• _THE RECORDS_:
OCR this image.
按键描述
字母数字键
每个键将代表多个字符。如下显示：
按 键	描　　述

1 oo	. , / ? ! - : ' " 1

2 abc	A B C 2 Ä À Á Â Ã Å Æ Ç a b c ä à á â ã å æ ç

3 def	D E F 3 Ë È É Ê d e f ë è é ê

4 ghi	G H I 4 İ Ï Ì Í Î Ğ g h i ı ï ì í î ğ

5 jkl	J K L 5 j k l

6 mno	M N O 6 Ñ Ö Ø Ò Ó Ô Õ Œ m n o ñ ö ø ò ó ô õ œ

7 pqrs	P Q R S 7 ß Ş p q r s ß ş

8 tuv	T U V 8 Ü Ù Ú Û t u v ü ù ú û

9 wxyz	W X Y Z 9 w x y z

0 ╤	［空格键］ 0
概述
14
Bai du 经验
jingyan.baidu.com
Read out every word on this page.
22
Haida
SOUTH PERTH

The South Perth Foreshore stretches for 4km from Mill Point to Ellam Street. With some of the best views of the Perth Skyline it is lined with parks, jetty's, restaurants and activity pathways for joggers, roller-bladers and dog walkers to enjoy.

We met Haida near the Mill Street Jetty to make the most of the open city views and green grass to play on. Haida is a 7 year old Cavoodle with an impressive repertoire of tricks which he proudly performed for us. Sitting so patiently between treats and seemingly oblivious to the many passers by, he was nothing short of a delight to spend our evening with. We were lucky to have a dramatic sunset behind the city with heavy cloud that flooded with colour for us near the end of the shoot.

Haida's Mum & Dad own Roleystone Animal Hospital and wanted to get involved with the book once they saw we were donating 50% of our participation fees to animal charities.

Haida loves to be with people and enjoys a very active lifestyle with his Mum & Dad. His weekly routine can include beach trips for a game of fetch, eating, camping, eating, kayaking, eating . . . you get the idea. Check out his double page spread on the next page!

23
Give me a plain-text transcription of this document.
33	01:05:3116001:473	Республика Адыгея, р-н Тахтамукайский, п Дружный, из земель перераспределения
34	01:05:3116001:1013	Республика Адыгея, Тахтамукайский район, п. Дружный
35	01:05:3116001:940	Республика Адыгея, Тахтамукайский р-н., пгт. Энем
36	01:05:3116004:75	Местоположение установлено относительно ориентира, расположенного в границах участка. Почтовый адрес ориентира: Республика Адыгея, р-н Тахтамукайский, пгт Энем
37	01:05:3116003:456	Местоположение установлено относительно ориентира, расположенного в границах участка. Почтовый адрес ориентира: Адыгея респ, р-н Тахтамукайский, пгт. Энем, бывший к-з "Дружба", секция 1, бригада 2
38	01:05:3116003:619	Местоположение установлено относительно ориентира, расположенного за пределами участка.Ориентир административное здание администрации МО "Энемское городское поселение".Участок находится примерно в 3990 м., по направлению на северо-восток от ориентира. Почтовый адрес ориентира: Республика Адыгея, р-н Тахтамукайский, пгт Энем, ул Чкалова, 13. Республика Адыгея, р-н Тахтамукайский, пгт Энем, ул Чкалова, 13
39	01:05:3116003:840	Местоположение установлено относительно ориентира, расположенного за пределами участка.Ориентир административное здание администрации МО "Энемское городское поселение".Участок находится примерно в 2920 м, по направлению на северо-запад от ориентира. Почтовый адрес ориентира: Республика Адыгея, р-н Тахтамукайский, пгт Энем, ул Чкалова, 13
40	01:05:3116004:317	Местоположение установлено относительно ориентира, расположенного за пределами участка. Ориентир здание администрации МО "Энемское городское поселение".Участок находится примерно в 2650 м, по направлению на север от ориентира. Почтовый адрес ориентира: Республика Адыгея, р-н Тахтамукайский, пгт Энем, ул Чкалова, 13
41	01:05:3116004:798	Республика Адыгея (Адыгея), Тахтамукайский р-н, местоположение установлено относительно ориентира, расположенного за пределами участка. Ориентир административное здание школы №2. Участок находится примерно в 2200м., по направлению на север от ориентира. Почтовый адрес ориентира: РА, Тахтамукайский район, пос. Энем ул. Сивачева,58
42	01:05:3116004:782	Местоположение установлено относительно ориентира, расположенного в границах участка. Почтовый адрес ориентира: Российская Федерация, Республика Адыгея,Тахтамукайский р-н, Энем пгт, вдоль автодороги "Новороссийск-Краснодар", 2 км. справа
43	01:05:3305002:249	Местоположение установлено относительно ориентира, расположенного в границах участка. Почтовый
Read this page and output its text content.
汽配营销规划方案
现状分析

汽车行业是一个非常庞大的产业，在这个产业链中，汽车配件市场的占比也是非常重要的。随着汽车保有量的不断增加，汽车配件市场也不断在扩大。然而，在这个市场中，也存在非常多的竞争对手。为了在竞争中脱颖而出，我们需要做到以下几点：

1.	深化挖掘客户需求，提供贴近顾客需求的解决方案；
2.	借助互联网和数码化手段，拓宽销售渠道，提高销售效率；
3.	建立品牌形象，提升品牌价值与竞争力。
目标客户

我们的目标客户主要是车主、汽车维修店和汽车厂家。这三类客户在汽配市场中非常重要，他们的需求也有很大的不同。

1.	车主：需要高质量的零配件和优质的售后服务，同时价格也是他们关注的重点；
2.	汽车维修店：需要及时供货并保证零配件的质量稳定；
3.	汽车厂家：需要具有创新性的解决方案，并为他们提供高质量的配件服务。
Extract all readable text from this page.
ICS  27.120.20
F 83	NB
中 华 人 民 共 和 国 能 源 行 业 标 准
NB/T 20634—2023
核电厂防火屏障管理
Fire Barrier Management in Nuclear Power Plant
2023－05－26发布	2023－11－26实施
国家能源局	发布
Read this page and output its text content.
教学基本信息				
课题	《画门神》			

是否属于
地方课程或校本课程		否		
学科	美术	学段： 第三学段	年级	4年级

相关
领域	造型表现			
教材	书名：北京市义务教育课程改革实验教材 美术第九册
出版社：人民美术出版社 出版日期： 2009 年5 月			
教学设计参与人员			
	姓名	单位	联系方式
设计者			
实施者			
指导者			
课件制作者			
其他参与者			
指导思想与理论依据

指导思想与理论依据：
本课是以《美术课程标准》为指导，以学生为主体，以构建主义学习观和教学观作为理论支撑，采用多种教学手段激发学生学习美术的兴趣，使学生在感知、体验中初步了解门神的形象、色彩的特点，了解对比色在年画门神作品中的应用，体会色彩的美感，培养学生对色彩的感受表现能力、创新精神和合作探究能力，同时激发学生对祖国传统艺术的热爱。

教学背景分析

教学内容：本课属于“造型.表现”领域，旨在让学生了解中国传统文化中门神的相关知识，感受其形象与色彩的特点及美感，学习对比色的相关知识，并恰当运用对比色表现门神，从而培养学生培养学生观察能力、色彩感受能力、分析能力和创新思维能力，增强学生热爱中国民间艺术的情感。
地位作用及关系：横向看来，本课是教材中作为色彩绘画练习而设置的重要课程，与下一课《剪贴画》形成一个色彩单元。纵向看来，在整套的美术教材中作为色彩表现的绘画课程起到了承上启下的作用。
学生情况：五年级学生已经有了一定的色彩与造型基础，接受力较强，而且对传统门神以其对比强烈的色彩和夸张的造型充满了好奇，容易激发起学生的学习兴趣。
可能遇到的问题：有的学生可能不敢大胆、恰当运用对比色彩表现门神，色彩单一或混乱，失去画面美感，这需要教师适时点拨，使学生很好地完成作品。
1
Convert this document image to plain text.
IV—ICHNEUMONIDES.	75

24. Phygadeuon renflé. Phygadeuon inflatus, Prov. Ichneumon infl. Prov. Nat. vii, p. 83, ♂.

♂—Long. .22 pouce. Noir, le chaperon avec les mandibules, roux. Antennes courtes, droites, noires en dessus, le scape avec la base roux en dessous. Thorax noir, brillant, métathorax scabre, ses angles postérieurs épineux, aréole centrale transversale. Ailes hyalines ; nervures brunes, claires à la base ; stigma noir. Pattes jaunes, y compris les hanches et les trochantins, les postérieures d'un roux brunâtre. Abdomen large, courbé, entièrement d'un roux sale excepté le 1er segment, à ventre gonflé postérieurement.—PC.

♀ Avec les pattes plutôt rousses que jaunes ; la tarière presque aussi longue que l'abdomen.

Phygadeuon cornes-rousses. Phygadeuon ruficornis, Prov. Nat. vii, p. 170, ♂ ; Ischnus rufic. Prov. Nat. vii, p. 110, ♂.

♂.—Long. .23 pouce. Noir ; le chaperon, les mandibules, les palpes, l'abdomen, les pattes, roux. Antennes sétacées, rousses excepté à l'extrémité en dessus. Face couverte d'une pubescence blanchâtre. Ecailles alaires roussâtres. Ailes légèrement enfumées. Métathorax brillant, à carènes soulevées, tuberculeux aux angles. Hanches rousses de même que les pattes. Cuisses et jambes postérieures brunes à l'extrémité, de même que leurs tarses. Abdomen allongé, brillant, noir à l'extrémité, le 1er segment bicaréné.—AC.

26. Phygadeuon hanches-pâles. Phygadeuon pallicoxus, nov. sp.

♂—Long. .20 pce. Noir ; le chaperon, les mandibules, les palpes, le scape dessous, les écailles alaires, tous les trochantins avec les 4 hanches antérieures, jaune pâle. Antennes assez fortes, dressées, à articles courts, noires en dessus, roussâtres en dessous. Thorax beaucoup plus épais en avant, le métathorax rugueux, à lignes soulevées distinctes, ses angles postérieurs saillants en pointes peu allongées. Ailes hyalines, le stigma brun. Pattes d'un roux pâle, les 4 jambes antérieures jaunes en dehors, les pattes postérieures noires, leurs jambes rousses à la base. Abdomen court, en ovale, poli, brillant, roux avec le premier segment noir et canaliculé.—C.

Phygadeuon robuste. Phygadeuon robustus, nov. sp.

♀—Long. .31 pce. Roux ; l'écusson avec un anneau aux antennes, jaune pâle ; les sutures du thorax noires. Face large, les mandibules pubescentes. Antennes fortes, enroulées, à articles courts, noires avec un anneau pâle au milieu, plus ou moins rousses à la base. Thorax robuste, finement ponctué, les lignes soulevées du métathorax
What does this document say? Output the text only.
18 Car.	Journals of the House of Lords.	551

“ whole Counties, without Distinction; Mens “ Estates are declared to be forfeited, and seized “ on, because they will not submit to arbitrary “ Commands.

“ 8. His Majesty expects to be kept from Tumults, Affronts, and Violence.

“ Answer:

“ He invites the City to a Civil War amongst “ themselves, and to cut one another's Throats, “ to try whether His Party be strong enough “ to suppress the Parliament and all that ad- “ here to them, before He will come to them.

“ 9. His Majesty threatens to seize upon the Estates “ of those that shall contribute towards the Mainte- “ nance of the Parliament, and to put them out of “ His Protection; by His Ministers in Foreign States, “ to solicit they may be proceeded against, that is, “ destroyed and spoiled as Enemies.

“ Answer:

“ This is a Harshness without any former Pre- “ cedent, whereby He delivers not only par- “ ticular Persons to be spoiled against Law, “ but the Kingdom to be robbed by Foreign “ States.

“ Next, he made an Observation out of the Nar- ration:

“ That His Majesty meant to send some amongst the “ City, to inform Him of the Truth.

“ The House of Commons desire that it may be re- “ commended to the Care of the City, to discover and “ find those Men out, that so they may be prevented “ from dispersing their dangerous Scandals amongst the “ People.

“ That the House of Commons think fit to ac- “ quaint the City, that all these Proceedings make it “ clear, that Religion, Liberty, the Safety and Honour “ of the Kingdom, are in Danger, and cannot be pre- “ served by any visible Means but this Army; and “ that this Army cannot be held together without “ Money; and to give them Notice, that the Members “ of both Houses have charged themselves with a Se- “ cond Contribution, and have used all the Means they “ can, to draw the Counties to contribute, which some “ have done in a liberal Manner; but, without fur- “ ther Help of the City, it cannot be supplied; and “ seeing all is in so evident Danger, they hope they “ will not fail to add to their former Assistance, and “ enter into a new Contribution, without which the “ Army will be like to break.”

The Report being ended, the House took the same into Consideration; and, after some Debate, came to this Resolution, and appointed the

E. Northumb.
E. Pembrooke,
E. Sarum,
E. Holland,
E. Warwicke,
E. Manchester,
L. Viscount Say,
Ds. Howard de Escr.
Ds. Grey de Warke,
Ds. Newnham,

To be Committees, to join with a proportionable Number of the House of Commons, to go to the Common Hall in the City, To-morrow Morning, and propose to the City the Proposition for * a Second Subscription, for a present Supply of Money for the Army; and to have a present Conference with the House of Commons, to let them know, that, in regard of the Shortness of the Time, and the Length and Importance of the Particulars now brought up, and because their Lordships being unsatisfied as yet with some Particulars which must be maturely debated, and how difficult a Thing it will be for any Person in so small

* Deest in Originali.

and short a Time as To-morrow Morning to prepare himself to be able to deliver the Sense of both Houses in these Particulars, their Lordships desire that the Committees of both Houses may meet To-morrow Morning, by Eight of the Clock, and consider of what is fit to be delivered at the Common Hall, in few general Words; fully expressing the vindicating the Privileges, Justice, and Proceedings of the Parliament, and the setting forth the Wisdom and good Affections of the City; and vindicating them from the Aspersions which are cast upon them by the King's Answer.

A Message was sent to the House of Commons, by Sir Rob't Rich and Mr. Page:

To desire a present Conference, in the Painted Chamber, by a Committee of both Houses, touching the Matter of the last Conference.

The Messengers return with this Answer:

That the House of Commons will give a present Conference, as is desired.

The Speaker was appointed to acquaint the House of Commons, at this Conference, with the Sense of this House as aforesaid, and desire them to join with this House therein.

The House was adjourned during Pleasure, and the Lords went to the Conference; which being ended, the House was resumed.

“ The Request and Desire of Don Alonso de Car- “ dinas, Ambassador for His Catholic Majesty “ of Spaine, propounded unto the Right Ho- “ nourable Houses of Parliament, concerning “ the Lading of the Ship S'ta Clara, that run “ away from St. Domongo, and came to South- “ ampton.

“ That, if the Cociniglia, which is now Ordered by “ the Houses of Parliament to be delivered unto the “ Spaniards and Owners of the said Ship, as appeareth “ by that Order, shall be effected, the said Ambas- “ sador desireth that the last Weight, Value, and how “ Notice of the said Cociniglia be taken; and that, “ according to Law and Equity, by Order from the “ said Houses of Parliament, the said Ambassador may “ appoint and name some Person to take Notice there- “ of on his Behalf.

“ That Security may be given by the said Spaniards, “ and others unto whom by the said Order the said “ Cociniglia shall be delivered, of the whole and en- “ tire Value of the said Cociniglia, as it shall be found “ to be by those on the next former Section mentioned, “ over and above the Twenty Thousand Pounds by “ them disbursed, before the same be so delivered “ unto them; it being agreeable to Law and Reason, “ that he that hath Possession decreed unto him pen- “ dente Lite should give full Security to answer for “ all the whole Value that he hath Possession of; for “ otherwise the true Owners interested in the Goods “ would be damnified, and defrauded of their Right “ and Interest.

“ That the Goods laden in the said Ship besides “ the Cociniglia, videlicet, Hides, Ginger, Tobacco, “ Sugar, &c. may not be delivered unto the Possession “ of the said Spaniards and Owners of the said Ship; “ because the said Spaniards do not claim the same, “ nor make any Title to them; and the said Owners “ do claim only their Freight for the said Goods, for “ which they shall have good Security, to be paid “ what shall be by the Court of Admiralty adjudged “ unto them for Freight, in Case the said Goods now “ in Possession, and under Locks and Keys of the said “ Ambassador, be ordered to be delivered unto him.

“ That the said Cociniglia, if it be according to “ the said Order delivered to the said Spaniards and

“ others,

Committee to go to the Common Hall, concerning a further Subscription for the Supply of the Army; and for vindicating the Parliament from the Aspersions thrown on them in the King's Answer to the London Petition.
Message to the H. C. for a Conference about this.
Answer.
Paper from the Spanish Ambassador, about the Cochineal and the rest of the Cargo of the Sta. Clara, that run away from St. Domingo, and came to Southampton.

• _WRITTEN INSTRUCTION_:
Determine the number of lines in the records that include the string "against", and respond with that number only.

• _FINISHED TASK_:
2